* [DO THIS]: Restate each of the lines below word for word and drop every picture.

----

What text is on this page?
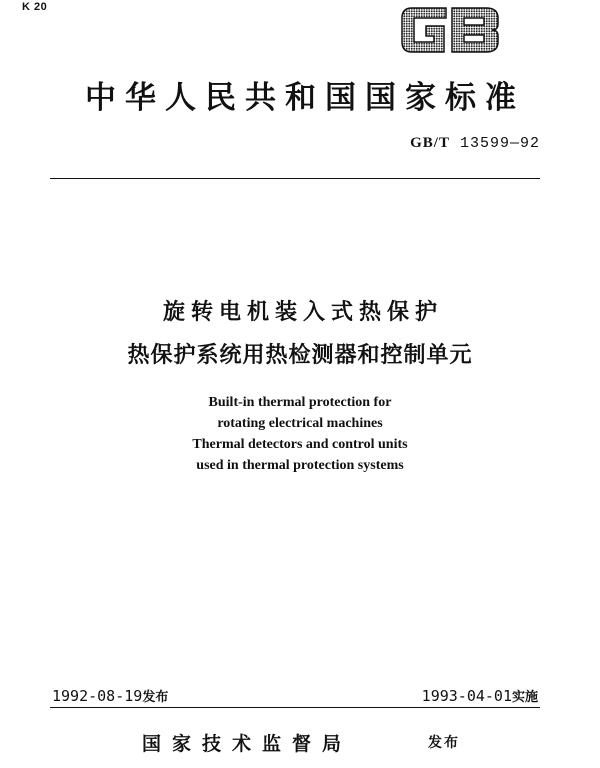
K 20
中华人民共和国国家标准
GB/T 13599—92
旋转电机装入式热保护
热保护系统用热检测器和控制单元
Built-in thermal protection for
rotating electrical machines
Thermal detectors and control units
used in thermal protection systems
1992-08-19发布	1993-04-01实施
国家技术监督局	发布
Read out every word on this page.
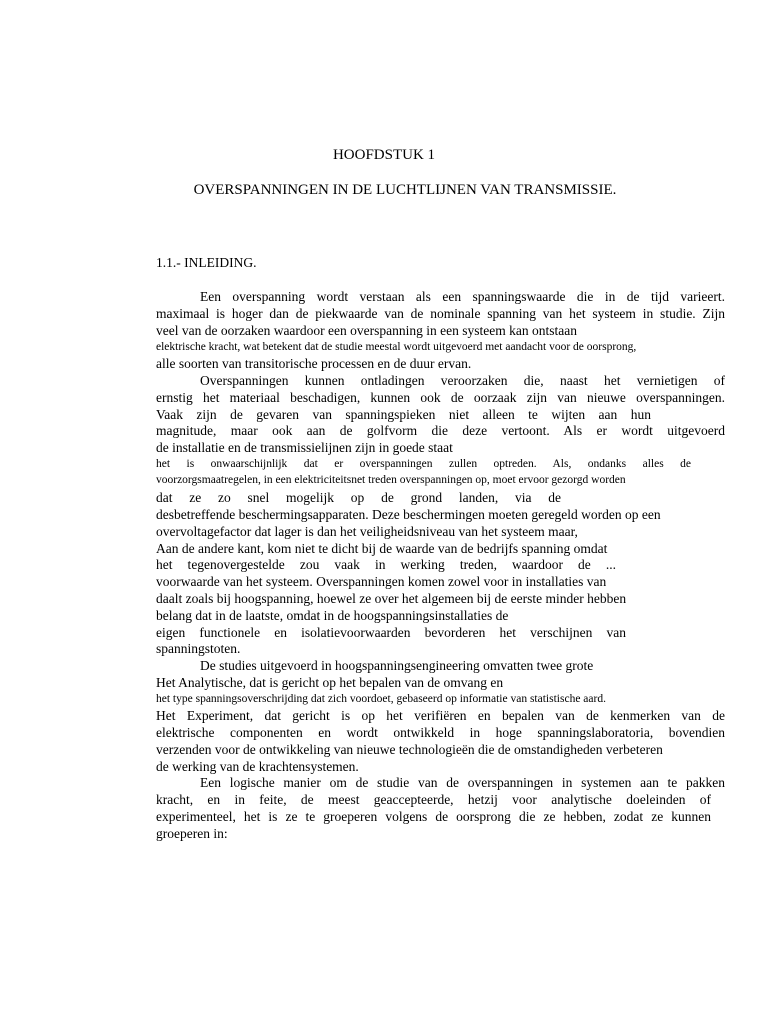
HOOFDSTUK 1
OVERSPANNINGEN IN DE LUCHTLIJNEN VAN TRANSMISSIE.
1.1.- INLEIDING.
Een overspanning wordt verstaan als een spanningswaarde die in de tijd varieert.
maximaal is hoger dan de piekwaarde van de nominale spanning van het systeem in studie. Zijn
veel van de oorzaken waardoor een overspanning in een systeem kan ontstaan
elektrische kracht, wat betekent dat de studie meestal wordt uitgevoerd met aandacht voor de oorsprong,
alle soorten van transitorische processen en de duur ervan.
Overspanningen kunnen ontladingen veroorzaken die, naast het vernietigen of
ernstig het materiaal beschadigen, kunnen ook de oorzaak zijn van nieuwe overspanningen.
Vaak zijn de gevaren van spanningspieken niet alleen te wijten aan hun
magnitude, maar ook aan de golfvorm die deze vertoont. Als er wordt uitgevoerd
de installatie en de transmissielijnen zijn in goede staat
het is onwaarschijnlijk dat er overspanningen zullen optreden. Als, ondanks alles de
voorzorgsmaatregelen, in een elektriciteitsnet treden overspanningen op, moet ervoor gezorgd worden
dat ze zo snel mogelijk op de grond landen, via de
desbetreffende beschermingsapparaten. Deze beschermingen moeten geregeld worden op een
overvoltagefactor dat lager is dan het veiligheidsniveau van het systeem maar,
Aan de andere kant, kom niet te dicht bij de waarde van de bedrijfs spanning omdat
het tegenovergestelde zou vaak in werking treden, waardoor de ...
voorwaarde van het systeem. Overspanningen komen zowel voor in installaties van
daalt zoals bij hoogspanning, hoewel ze over het algemeen bij de eerste minder hebben
belang dat in de laatste, omdat in de hoogspanningsinstallaties de
eigen functionele en isolatievoorwaarden bevorderen het verschijnen van
spanningstoten.
De studies uitgevoerd in hoogspanningsengineering omvatten twee grote
Het Analytische, dat is gericht op het bepalen van de omvang en
het type spanningsoverschrijding dat zich voordoet, gebaseerd op informatie van statistische aard.
Het Experiment, dat gericht is op het verifiëren en bepalen van de kenmerken van de
elektrische componenten en wordt ontwikkeld in hoge spanningslaboratoria, bovendien
verzenden voor de ontwikkeling van nieuwe technologieën die de omstandigheden verbeteren
de werking van de krachtensystemen.
Een logische manier om de studie van de overspanningen in systemen aan te pakken
kracht, en in feite, de meest geaccepteerde, hetzij voor analytische doeleinden of
experimenteel, het is ze te groeperen volgens de oorsprong die ze hebben, zodat ze kunnen
groeperen in:
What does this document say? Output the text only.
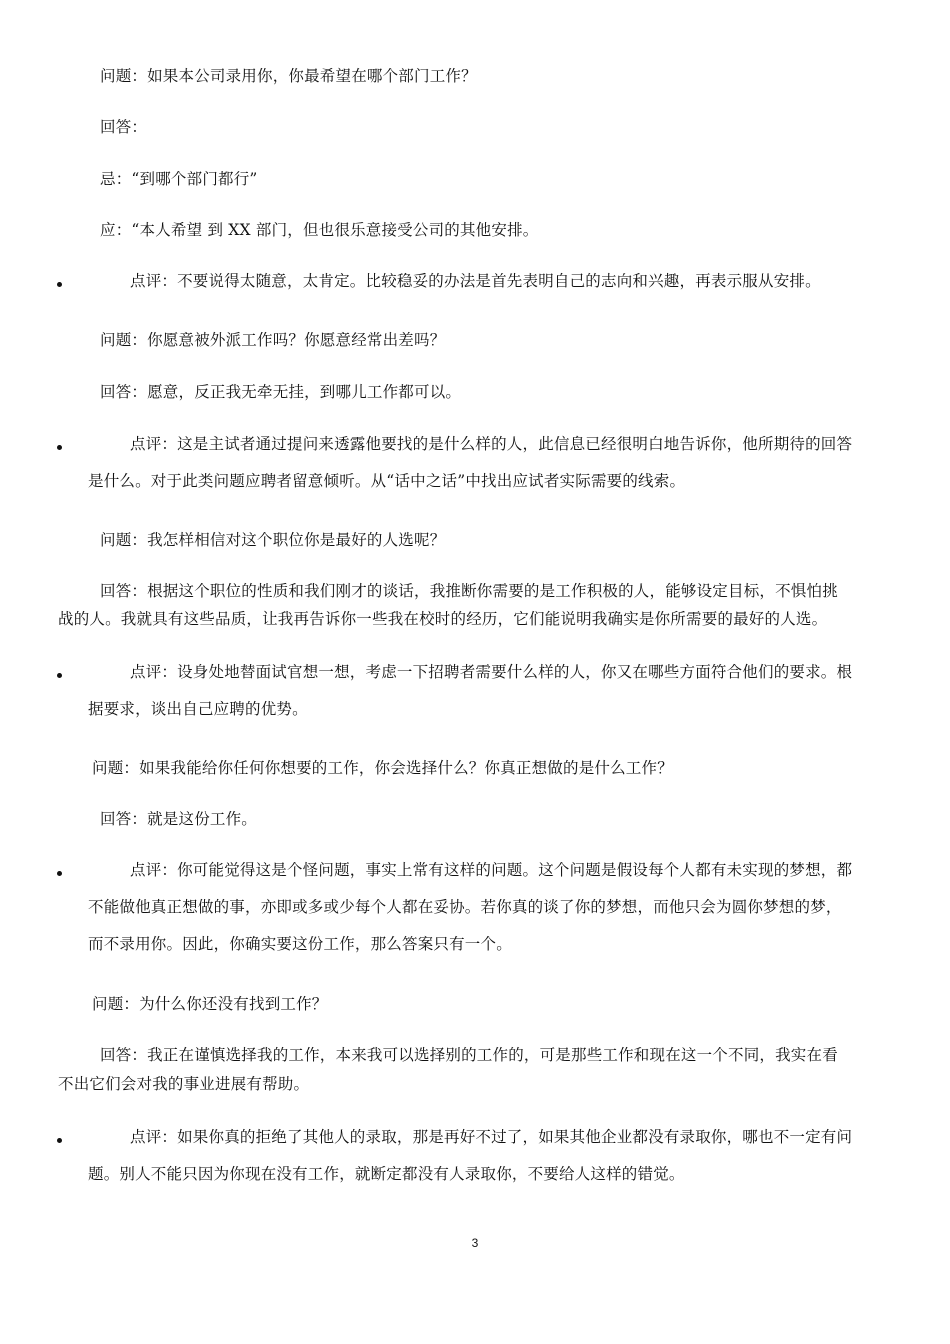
问题：如果本公司录用你，你最希望在哪个部门工作？
回答：
忌：“到哪个部门都行”
应：“本人希望 到 XX 部门，但也很乐意接受公司的其他安排。
点评：不要说得太随意，太肯定。比较稳妥的办法是首先表明自己的志向和兴趣，再表示服从安排。
问题：你愿意被外派工作吗？你愿意经常出差吗？
回答：愿意，反正我无牵无挂，到哪儿工作都可以。
点评：这是主试者通过提问来透露他要找的是什么样的人，此信息已经很明白地告诉你，他所期待的回答
是什么。对于此类问题应聘者留意倾听。从“话中之话”中找出应试者实际需要的线索。
问题：我怎样相信对这个职位你是最好的人选呢？
回答：根据这个职位的性质和我们刚才的谈话，我推断你需要的是工作积极的人，能够设定目标，不惧怕挑
战的人。我就具有这些品质，让我再告诉你一些我在校时的经历，它们能说明我确实是你所需要的最好的人选。
点评：设身处地替面试官想一想，考虑一下招聘者需要什么样的人，你又在哪些方面符合他们的要求。根
据要求，谈出自己应聘的优势。
问题：如果我能给你任何你想要的工作，你会选择什么？你真正想做的是什么工作？
回答：就是这份工作。
点评：你可能觉得这是个怪问题，事实上常有这样的问题。这个问题是假设每个人都有未实现的梦想，都
不能做他真正想做的事，亦即或多或少每个人都在妥协。若你真的谈了你的梦想，而他只会为圆你梦想的梦，
而不录用你。因此，你确实要这份工作，那么答案只有一个。
问题：为什么你还没有找到工作？
回答：我正在谨慎选择我的工作，本来我可以选择别的工作的，可是那些工作和现在这一个不同，我实在看
不出它们会对我的事业进展有帮助。
点评：如果你真的拒绝了其他人的录取，那是再好不过了，如果其他企业都没有录取你，哪也不一定有问
题。别人不能只因为你现在没有工作，就断定都没有人录取你，不要给人这样的错觉。
3
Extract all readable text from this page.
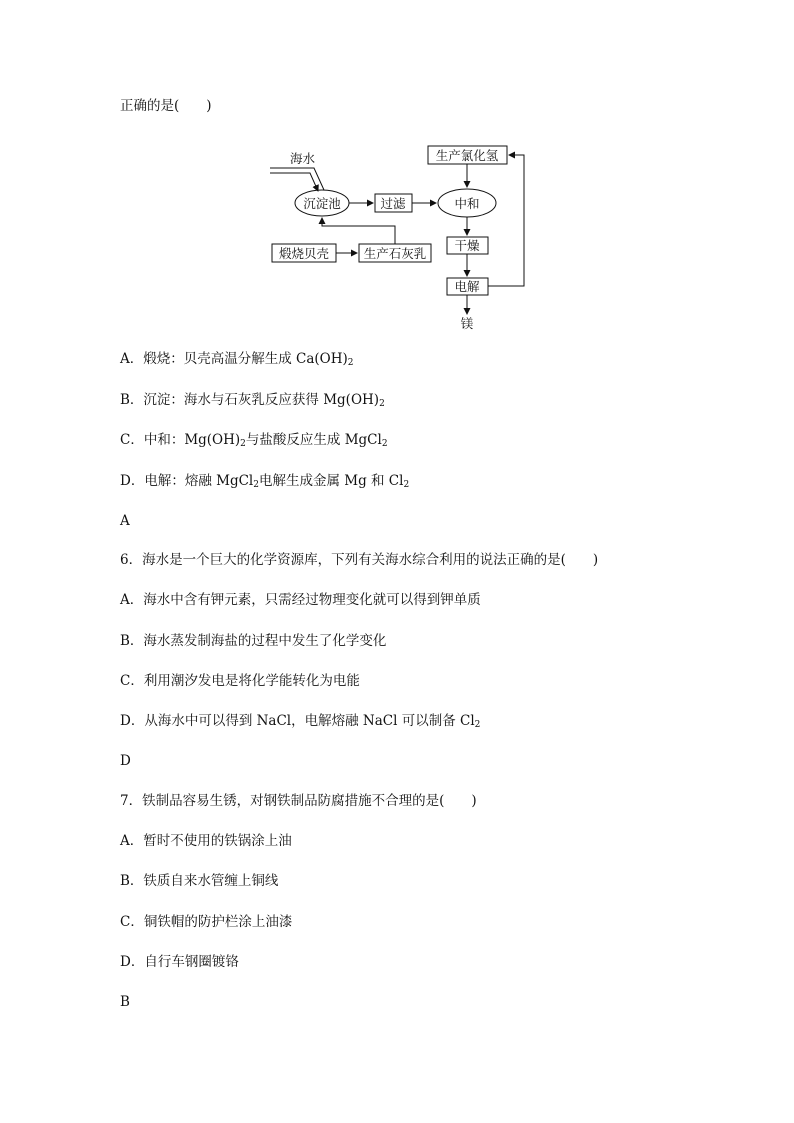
正确的是(　　)
海水
沉淀池	过滤	中和
生产氯化氢
干燥
电解
镁
煅烧贝壳	生产石灰乳
A．煅烧：贝壳高温分解生成 $Ca(OH)_2$
B．沉淀：海水与石灰乳反应获得 $Mg(OH)_2$
C．中和：$Mg(OH)_2$与盐酸反应生成 MgCl$_2$
D．电解：熔融 MgCl$_2$电解生成金属 Mg 和 $Cl_2$
A
6．海水是一个巨大的化学资源库，下列有关海水综合利用的说法正确的是(　　)
A．海水中含有钾元素，只需经过物理变化就可以得到钾单质
B．海水蒸发制海盐的过程中发生了化学变化
C．利用潮汐发电是将化学能转化为电能
D．从海水中可以得到 NaCl，电解熔融 NaCl 可以制备 $Cl_2$
D
7．铁制品容易生锈，对钢铁制品防腐措施不合理的是(　　)
A．暂时不使用的铁锅涂上油
B．铁质自来水管缠上铜线
C．铜铁帽的防护栏涂上油漆
D．自行车钢圈镀铬
B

----

* [PROBLEM SOLUTION]:
What text is on this page?
K 20
中华人民共和国国家标准
GB/T 13599—92
旋转电机装入式热保护
热保护系统用热检测器和控制单元
Built-in thermal protection for
rotating electrical machines
Thermal detectors and control units
used in thermal protection systems
1992-08-19发布	1993-04-01实施
国家技术监督局	发布
Read out every word on this page.
HOOFDSTUK 1
OVERSPANNINGEN IN DE LUCHTLIJNEN VAN TRANSMISSIE.
1.1.- INLEIDING.
Een overspanning wordt verstaan als een spanningswaarde die in de tijd varieert.
maximaal is hoger dan de piekwaarde van de nominale spanning van het systeem in studie. Zijn
veel van de oorzaken waardoor een overspanning in een systeem kan ontstaan
elektrische kracht, wat betekent dat de studie meestal wordt uitgevoerd met aandacht voor de oorsprong,
alle soorten van transitorische processen en de duur ervan.
Overspanningen kunnen ontladingen veroorzaken die, naast het vernietigen of
ernstig het materiaal beschadigen, kunnen ook de oorzaak zijn van nieuwe overspanningen.
Vaak zijn de gevaren van spanningspieken niet alleen te wijten aan hun
magnitude, maar ook aan de golfvorm die deze vertoont. Als er wordt uitgevoerd
de installatie en de transmissielijnen zijn in goede staat
het is onwaarschijnlijk dat er overspanningen zullen optreden. Als, ondanks alles de
voorzorgsmaatregelen, in een elektriciteitsnet treden overspanningen op, moet ervoor gezorgd worden
dat ze zo snel mogelijk op de grond landen, via de
desbetreffende beschermingsapparaten. Deze beschermingen moeten geregeld worden op een
overvoltagefactor dat lager is dan het veiligheidsniveau van het systeem maar,
Aan de andere kant, kom niet te dicht bij de waarde van de bedrijfs spanning omdat
het tegenovergestelde zou vaak in werking treden, waardoor de ...
voorwaarde van het systeem. Overspanningen komen zowel voor in installaties van
daalt zoals bij hoogspanning, hoewel ze over het algemeen bij de eerste minder hebben
belang dat in de laatste, omdat in de hoogspanningsinstallaties de
eigen functionele en isolatievoorwaarden bevorderen het verschijnen van
spanningstoten.
De studies uitgevoerd in hoogspanningsengineering omvatten twee grote
Het Analytische, dat is gericht op het bepalen van de omvang en
het type spanningsoverschrijding dat zich voordoet, gebaseerd op informatie van statistische aard.
Het Experiment, dat gericht is op het verifiëren en bepalen van de kenmerken van de
elektrische componenten en wordt ontwikkeld in hoge spanningslaboratoria, bovendien
verzenden voor de ontwikkeling van nieuwe technologieën die de omstandigheden verbeteren
de werking van de krachtensystemen.
Een logische manier om de studie van de overspanningen in systemen aan te pakken
kracht, en in feite, de meest geaccepteerde, hetzij voor analytische doeleinden of
experimenteel, het is ze te groeperen volgens de oorsprong die ze hebben, zodat ze kunnen
groeperen in:
What does this document say? Output the text only.
问题：如果本公司录用你，你最希望在哪个部门工作？
回答：
忌：“到哪个部门都行”
应：“本人希望 到 XX 部门，但也很乐意接受公司的其他安排。
点评：不要说得太随意，太肯定。比较稳妥的办法是首先表明自己的志向和兴趣，再表示服从安排。
问题：你愿意被外派工作吗？你愿意经常出差吗？
回答：愿意，反正我无牵无挂，到哪儿工作都可以。
点评：这是主试者通过提问来透露他要找的是什么样的人，此信息已经很明白地告诉你，他所期待的回答
是什么。对于此类问题应聘者留意倾听。从“话中之话”中找出应试者实际需要的线索。
问题：我怎样相信对这个职位你是最好的人选呢？
回答：根据这个职位的性质和我们刚才的谈话，我推断你需要的是工作积极的人，能够设定目标，不惧怕挑
战的人。我就具有这些品质，让我再告诉你一些我在校时的经历，它们能说明我确实是你所需要的最好的人选。
点评：设身处地替面试官想一想，考虑一下招聘者需要什么样的人，你又在哪些方面符合他们的要求。根
据要求，谈出自己应聘的优势。
问题：如果我能给你任何你想要的工作，你会选择什么？你真正想做的是什么工作？
回答：就是这份工作。
点评：你可能觉得这是个怪问题，事实上常有这样的问题。这个问题是假设每个人都有未实现的梦想，都
不能做他真正想做的事，亦即或多或少每个人都在妥协。若你真的谈了你的梦想，而他只会为圆你梦想的梦，
而不录用你。因此，你确实要这份工作，那么答案只有一个。
问题：为什么你还没有找到工作？
回答：我正在谨慎选择我的工作，本来我可以选择别的工作的，可是那些工作和现在这一个不同，我实在看
不出它们会对我的事业进展有帮助。
点评：如果你真的拒绝了其他人的录取，那是再好不过了，如果其他企业都没有录取你，哪也不一定有问
题。别人不能只因为你现在没有工作，就断定都没有人录取你，不要给人这样的错觉。
3
Extract all readable text from this page.
正确的是(　　)
海水
沉淀池	过滤	中和
生产氯化氢
干燥
电解
镁
煅烧贝壳	生产石灰乳
A．煅烧：贝壳高温分解生成 $Ca(OH)_2$
B．沉淀：海水与石灰乳反应获得 $Mg(OH)_2$
C．中和：$Mg(OH)_2$与盐酸反应生成 MgCl$_2$
D．电解：熔融 MgCl$_2$电解生成金属 Mg 和 $Cl_2$
A
6．海水是一个巨大的化学资源库，下列有关海水综合利用的说法正确的是(　　)
A．海水中含有钾元素，只需经过物理变化就可以得到钾单质
B．海水蒸发制海盐的过程中发生了化学变化
C．利用潮汐发电是将化学能转化为电能
D．从海水中可以得到 NaCl，电解熔融 NaCl 可以制备 $Cl_2$
D
7．铁制品容易生锈，对钢铁制品防腐措施不合理的是(　　)
A．暂时不使用的铁锅涂上油
B．铁质自来水管缠上铜线
C．铜铁帽的防护栏涂上油漆
D．自行车钢圈镀铬
B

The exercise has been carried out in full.